-- Start --

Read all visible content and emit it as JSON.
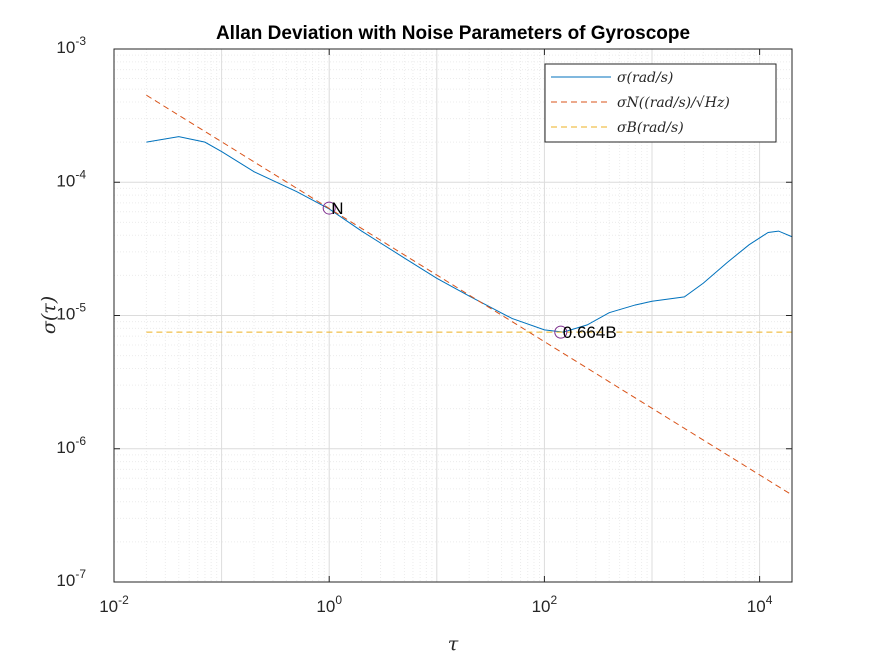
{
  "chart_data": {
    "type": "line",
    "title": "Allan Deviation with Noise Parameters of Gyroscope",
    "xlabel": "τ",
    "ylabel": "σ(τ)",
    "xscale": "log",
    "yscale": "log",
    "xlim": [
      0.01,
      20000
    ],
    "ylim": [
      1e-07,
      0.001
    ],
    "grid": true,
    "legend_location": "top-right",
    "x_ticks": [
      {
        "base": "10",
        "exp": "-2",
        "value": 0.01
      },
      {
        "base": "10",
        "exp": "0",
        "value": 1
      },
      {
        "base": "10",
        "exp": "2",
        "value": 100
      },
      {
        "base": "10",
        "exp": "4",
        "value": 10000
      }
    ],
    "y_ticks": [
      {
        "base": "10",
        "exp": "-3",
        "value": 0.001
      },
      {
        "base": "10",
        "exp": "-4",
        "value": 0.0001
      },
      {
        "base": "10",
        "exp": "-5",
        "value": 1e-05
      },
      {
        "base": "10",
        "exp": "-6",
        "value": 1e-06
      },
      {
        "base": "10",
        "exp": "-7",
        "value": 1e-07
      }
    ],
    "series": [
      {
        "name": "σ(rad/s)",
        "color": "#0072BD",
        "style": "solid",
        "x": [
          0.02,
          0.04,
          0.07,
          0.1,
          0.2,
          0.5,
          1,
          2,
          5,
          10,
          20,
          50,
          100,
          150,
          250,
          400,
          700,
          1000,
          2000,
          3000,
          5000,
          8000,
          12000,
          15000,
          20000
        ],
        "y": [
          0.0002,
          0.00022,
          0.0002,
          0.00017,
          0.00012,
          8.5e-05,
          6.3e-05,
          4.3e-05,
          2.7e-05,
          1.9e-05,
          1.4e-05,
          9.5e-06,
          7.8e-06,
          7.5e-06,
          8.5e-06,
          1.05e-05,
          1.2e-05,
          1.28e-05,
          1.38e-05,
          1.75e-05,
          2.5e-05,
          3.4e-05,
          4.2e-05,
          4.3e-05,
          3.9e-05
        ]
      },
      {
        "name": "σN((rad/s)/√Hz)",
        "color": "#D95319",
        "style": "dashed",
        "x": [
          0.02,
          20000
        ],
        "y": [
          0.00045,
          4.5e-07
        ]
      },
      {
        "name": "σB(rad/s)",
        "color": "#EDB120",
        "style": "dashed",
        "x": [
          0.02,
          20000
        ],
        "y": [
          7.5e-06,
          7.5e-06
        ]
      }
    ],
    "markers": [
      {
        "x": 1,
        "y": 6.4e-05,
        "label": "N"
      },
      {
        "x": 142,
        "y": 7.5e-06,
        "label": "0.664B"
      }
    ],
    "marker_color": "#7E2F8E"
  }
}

-- End --

Requirements
Drop the images and repeat the data exactly.

Problem solution
Read all visible content and emit it as JSON.
{
  "chart_data": {
    "type": "line",
    "title": "Allan Deviation with Noise Parameters of Gyroscope",
    "xlabel": "τ",
    "ylabel": "σ(τ)",
    "xscale": "log",
    "yscale": "log",
    "xlim": [
      0.01,
      20000
    ],
    "ylim": [
      1e-07,
      0.001
    ],
    "grid": true,
    "legend_location": "top-right",
    "x_ticks": [
      {
        "base": "10",
        "exp": "-2",
        "value": 0.01
      },
      {
        "base": "10",
        "exp": "0",
        "value": 1
      },
      {
        "base": "10",
        "exp": "2",
        "value": 100
      },
      {
        "base": "10",
        "exp": "4",
        "value": 10000
      }
    ],
    "y_ticks": [
      {
        "base": "10",
        "exp": "-3",
        "value": 0.001
      },
      {
        "base": "10",
        "exp": "-4",
        "value": 0.0001
      },
      {
        "base": "10",
        "exp": "-5",
        "value": 1e-05
      },
      {
        "base": "10",
        "exp": "-6",
        "value": 1e-06
      },
      {
        "base": "10",
        "exp": "-7",
        "value": 1e-07
      }
    ],
    "series": [
      {
        "name": "σ(rad/s)",
        "color": "#0072BD",
        "style": "solid",
        "x": [
          0.02,
          0.04,
          0.07,
          0.1,
          0.2,
          0.5,
          1,
          2,
          5,
          10,
          20,
          50,
          100,
          150,
          250,
          400,
          700,
          1000,
          2000,
          3000,
          5000,
          8000,
          12000,
          15000,
          20000
        ],
        "y": [
          0.0002,
          0.00022,
          0.0002,
          0.00017,
          0.00012,
          8.5e-05,
          6.3e-05,
          4.3e-05,
          2.7e-05,
          1.9e-05,
          1.4e-05,
          9.5e-06,
          7.8e-06,
          7.5e-06,
          8.5e-06,
          1.05e-05,
          1.2e-05,
          1.28e-05,
          1.38e-05,
          1.75e-05,
          2.5e-05,
          3.4e-05,
          4.2e-05,
          4.3e-05,
          3.9e-05
        ]
      },
      {
        "name": "σN((rad/s)/√Hz)",
        "color": "#D95319",
        "style": "dashed",
        "x": [
          0.02,
          20000
        ],
        "y": [
          0.00045,
          4.5e-07
        ]
      },
      {
        "name": "σB(rad/s)",
        "color": "#EDB120",
        "style": "dashed",
        "x": [
          0.02,
          20000
        ],
        "y": [
          7.5e-06,
          7.5e-06
        ]
      }
    ],
    "markers": [
      {
        "x": 1,
        "y": 6.4e-05,
        "label": "N"
      },
      {
        "x": 142,
        "y": 7.5e-06,
        "label": "0.664B"
      }
    ],
    "marker_color": "#7E2F8E"
  }
}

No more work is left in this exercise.